-- Start --

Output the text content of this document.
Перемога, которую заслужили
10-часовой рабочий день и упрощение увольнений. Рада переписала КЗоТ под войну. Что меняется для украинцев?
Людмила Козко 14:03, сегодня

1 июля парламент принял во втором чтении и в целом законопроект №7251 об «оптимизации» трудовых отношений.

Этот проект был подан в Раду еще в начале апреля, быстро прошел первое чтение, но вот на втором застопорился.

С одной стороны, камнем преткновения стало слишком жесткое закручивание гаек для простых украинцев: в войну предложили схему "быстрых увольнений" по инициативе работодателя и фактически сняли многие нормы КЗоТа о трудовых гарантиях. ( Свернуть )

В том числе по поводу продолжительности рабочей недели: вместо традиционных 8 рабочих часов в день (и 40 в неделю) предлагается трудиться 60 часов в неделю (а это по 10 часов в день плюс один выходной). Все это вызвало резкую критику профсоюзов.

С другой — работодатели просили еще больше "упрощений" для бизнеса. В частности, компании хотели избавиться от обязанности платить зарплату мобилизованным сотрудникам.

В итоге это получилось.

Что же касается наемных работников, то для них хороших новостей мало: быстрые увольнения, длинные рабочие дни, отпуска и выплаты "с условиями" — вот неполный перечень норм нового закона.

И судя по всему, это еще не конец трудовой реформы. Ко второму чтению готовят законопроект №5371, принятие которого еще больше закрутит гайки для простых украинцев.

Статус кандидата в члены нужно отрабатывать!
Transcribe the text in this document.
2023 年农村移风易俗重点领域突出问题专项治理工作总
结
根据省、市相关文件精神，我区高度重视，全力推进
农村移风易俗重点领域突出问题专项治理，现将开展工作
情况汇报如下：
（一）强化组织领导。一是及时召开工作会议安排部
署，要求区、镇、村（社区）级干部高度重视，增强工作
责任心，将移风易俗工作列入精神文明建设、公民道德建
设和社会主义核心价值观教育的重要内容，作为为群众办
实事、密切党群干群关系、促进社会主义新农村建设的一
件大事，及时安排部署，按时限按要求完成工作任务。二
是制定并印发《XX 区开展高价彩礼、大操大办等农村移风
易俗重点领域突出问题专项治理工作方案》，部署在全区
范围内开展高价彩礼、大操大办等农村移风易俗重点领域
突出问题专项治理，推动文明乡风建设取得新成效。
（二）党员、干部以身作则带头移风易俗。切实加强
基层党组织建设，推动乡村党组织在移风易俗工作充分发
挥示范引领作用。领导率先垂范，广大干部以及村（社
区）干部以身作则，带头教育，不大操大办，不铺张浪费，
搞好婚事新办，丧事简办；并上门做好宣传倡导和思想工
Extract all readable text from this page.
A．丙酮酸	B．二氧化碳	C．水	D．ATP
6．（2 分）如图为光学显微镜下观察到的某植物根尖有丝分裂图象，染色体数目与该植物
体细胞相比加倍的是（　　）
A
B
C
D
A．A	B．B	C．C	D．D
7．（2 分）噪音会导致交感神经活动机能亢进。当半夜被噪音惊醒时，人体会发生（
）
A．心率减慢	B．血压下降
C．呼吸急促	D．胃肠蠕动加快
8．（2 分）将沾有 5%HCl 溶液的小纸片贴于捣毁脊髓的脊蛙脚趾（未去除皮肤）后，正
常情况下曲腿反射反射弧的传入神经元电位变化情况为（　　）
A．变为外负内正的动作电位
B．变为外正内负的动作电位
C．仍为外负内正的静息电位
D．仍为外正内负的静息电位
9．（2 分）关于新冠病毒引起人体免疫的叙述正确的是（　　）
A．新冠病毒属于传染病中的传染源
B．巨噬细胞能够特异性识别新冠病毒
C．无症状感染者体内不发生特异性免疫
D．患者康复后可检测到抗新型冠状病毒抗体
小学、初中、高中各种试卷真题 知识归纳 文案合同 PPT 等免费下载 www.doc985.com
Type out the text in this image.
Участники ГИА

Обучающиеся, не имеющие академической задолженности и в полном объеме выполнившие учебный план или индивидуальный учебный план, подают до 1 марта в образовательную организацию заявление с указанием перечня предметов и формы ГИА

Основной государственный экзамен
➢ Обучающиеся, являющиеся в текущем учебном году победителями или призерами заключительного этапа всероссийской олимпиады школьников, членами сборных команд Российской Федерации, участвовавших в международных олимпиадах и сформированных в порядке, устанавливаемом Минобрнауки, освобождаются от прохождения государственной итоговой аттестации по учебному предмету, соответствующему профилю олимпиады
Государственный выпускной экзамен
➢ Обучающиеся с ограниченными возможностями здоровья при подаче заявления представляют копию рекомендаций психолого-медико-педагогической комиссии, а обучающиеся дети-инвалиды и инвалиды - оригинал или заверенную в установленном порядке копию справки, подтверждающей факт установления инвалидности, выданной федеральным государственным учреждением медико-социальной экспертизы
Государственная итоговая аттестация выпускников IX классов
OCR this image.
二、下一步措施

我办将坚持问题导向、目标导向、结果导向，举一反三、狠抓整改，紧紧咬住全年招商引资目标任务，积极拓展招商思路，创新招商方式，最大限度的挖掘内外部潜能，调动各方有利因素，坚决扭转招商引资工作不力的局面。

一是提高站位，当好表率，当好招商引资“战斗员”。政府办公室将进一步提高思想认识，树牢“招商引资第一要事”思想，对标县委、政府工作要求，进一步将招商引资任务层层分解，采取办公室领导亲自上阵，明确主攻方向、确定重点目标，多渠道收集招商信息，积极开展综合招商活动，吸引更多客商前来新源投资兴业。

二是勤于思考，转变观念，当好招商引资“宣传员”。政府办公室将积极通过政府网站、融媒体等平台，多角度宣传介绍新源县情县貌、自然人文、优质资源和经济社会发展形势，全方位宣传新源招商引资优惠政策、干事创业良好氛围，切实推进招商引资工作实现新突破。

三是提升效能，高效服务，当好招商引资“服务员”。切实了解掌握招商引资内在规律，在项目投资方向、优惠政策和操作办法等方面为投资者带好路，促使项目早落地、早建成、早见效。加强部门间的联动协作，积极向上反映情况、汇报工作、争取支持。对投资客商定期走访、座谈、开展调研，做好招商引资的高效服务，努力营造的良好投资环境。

-- End --

### Exercise description
Extract every line above exactly as it stands.

### Task result
Output the text content of this document.
Перемога, которую заслужили
10-часовой рабочий день и упрощение увольнений. Рада переписала КЗоТ под войну. Что меняется для украинцев?
Людмила Козко 14:03, сегодня

1 июля парламент принял во втором чтении и в целом законопроект №7251 об «оптимизации» трудовых отношений.

Этот проект был подан в Раду еще в начале апреля, быстро прошел первое чтение, но вот на втором застопорился.

С одной стороны, камнем преткновения стало слишком жесткое закручивание гаек для простых украинцев: в войну предложили схему "быстрых увольнений" по инициативе работодателя и фактически сняли многие нормы КЗоТа о трудовых гарантиях. ( Свернуть )

В том числе по поводу продолжительности рабочей недели: вместо традиционных 8 рабочих часов в день (и 40 в неделю) предлагается трудиться 60 часов в неделю (а это по 10 часов в день плюс один выходной). Все это вызвало резкую критику профсоюзов.

С другой — работодатели просили еще больше "упрощений" для бизнеса. В частности, компании хотели избавиться от обязанности платить зарплату мобилизованным сотрудникам.

В итоге это получилось.

Что же касается наемных работников, то для них хороших новостей мало: быстрые увольнения, длинные рабочие дни, отпуска и выплаты "с условиями" — вот неполный перечень норм нового закона.

И судя по всему, это еще не конец трудовой реформы. Ко второму чтению готовят законопроект №5371, принятие которого еще больше закрутит гайки для простых украинцев.

Статус кандидата в члены нужно отрабатывать!
Transcribe the text in this document.
2023 年农村移风易俗重点领域突出问题专项治理工作总
结
根据省、市相关文件精神，我区高度重视，全力推进
农村移风易俗重点领域突出问题专项治理，现将开展工作
情况汇报如下：
（一）强化组织领导。一是及时召开工作会议安排部
署，要求区、镇、村（社区）级干部高度重视，增强工作
责任心，将移风易俗工作列入精神文明建设、公民道德建
设和社会主义核心价值观教育的重要内容，作为为群众办
实事、密切党群干群关系、促进社会主义新农村建设的一
件大事，及时安排部署，按时限按要求完成工作任务。二
是制定并印发《XX 区开展高价彩礼、大操大办等农村移风
易俗重点领域突出问题专项治理工作方案》，部署在全区
范围内开展高价彩礼、大操大办等农村移风易俗重点领域
突出问题专项治理，推动文明乡风建设取得新成效。
（二）党员、干部以身作则带头移风易俗。切实加强
基层党组织建设，推动乡村党组织在移风易俗工作充分发
挥示范引领作用。领导率先垂范，广大干部以及村（社
区）干部以身作则，带头教育，不大操大办，不铺张浪费，
搞好婚事新办，丧事简办；并上门做好宣传倡导和思想工
Extract all readable text from this page.
A．丙酮酸	B．二氧化碳	C．水	D．ATP
6．（2 分）如图为光学显微镜下观察到的某植物根尖有丝分裂图象，染色体数目与该植物
体细胞相比加倍的是（　　）
A
B
C
D
A．A	B．B	C．C	D．D
7．（2 分）噪音会导致交感神经活动机能亢进。当半夜被噪音惊醒时，人体会发生（
）
A．心率减慢	B．血压下降
C．呼吸急促	D．胃肠蠕动加快
8．（2 分）将沾有 5%HCl 溶液的小纸片贴于捣毁脊髓的脊蛙脚趾（未去除皮肤）后，正
常情况下曲腿反射反射弧的传入神经元电位变化情况为（　　）
A．变为外负内正的动作电位
B．变为外正内负的动作电位
C．仍为外负内正的静息电位
D．仍为外正内负的静息电位
9．（2 分）关于新冠病毒引起人体免疫的叙述正确的是（　　）
A．新冠病毒属于传染病中的传染源
B．巨噬细胞能够特异性识别新冠病毒
C．无症状感染者体内不发生特异性免疫
D．患者康复后可检测到抗新型冠状病毒抗体
小学、初中、高中各种试卷真题 知识归纳 文案合同 PPT 等免费下载 www.doc985.com
Type out the text in this image.
Участники ГИА

Обучающиеся, не имеющие академической задолженности и в полном объеме выполнившие учебный план или индивидуальный учебный план, подают до 1 марта в образовательную организацию заявление с указанием перечня предметов и формы ГИА

Основной государственный экзамен
➢ Обучающиеся, являющиеся в текущем учебном году победителями или призерами заключительного этапа всероссийской олимпиады школьников, членами сборных команд Российской Федерации, участвовавших в международных олимпиадах и сформированных в порядке, устанавливаемом Минобрнауки, освобождаются от прохождения государственной итоговой аттестации по учебному предмету, соответствующему профилю олимпиады
Государственный выпускной экзамен
➢ Обучающиеся с ограниченными возможностями здоровья при подаче заявления представляют копию рекомендаций психолого-медико-педагогической комиссии, а обучающиеся дети-инвалиды и инвалиды - оригинал или заверенную в установленном порядке копию справки, подтверждающей факт установления инвалидности, выданной федеральным государственным учреждением медико-социальной экспертизы
Государственная итоговая аттестация выпускников IX классов
OCR this image.
二、下一步措施

我办将坚持问题导向、目标导向、结果导向，举一反三、狠抓整改，紧紧咬住全年招商引资目标任务，积极拓展招商思路，创新招商方式，最大限度的挖掘内外部潜能，调动各方有利因素，坚决扭转招商引资工作不力的局面。

一是提高站位，当好表率，当好招商引资“战斗员”。政府办公室将进一步提高思想认识，树牢“招商引资第一要事”思想，对标县委、政府工作要求，进一步将招商引资任务层层分解，采取办公室领导亲自上阵，明确主攻方向、确定重点目标，多渠道收集招商信息，积极开展综合招商活动，吸引更多客商前来新源投资兴业。

二是勤于思考，转变观念，当好招商引资“宣传员”。政府办公室将积极通过政府网站、融媒体等平台，多角度宣传介绍新源县情县貌、自然人文、优质资源和经济社会发展形势，全方位宣传新源招商引资优惠政策、干事创业良好氛围，切实推进招商引资工作实现新突破。

三是提升效能，高效服务，当好招商引资“服务员”。切实了解掌握招商引资内在规律，在项目投资方向、优惠政策和操作办法等方面为投资者带好路，促使项目早落地、早建成、早见效。加强部门间的联动协作，积极向上反映情况、汇报工作、争取支持。对投资客商定期走访、座谈、开展调研，做好招商引资的高效服务，努力营造的良好投资环境。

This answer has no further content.